# Goal
Go through the data below and gather each line containing "name".

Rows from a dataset
* * * * *

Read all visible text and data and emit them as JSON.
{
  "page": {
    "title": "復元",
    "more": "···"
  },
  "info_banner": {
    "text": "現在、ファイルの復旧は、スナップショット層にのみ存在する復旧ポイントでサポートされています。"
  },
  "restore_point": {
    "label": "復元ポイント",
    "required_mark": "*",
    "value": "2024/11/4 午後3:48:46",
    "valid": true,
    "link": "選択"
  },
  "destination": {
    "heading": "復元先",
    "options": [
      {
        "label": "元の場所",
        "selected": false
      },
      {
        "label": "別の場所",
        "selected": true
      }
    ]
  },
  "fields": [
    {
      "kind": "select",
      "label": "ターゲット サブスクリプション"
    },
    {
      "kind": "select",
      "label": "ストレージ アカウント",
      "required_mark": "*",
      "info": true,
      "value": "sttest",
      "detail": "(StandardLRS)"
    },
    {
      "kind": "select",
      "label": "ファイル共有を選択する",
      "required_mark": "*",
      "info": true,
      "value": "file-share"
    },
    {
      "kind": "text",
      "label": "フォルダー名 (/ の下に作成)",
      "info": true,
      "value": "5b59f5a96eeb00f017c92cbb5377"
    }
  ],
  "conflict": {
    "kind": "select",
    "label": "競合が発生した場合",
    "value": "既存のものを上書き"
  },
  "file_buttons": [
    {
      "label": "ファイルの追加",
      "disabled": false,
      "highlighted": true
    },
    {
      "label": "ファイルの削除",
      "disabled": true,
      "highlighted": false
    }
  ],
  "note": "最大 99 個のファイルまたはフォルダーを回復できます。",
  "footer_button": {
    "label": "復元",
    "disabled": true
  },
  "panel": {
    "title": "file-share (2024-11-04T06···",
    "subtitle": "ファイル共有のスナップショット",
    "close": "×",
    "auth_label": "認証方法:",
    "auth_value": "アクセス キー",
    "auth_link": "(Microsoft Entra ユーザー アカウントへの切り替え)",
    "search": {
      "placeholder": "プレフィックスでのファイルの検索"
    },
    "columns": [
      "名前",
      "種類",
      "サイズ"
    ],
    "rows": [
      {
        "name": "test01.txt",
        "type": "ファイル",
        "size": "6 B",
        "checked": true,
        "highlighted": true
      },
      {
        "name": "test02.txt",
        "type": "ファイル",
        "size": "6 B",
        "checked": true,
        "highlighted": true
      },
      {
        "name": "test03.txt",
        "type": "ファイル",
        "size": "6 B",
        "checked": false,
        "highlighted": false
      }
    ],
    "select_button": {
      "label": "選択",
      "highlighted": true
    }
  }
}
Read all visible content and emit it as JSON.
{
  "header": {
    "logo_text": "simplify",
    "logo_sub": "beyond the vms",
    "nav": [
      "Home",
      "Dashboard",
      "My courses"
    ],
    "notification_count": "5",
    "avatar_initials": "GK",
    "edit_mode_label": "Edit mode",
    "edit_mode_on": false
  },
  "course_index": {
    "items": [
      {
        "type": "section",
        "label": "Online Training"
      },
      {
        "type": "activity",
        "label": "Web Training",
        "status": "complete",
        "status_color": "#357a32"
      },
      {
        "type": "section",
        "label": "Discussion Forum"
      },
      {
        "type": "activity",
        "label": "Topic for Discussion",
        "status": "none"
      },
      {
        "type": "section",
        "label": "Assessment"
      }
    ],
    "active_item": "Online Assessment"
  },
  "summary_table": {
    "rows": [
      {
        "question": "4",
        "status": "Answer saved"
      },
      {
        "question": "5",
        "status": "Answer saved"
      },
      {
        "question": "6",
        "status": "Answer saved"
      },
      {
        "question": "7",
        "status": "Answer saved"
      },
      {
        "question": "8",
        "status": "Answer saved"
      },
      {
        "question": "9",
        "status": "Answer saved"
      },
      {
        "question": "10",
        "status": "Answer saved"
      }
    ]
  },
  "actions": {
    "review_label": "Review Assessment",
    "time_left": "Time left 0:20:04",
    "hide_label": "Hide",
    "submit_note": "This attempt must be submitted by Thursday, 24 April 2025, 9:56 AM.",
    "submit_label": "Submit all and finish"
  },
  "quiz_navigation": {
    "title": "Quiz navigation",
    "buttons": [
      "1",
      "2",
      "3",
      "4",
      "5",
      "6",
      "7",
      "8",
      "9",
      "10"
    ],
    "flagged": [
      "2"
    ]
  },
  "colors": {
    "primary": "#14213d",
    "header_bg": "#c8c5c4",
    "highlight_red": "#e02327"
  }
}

* * * * *

# Solution to this exercise
        "name": "test01.txt",
        "name": "test02.txt",
        "name": "test03.txt",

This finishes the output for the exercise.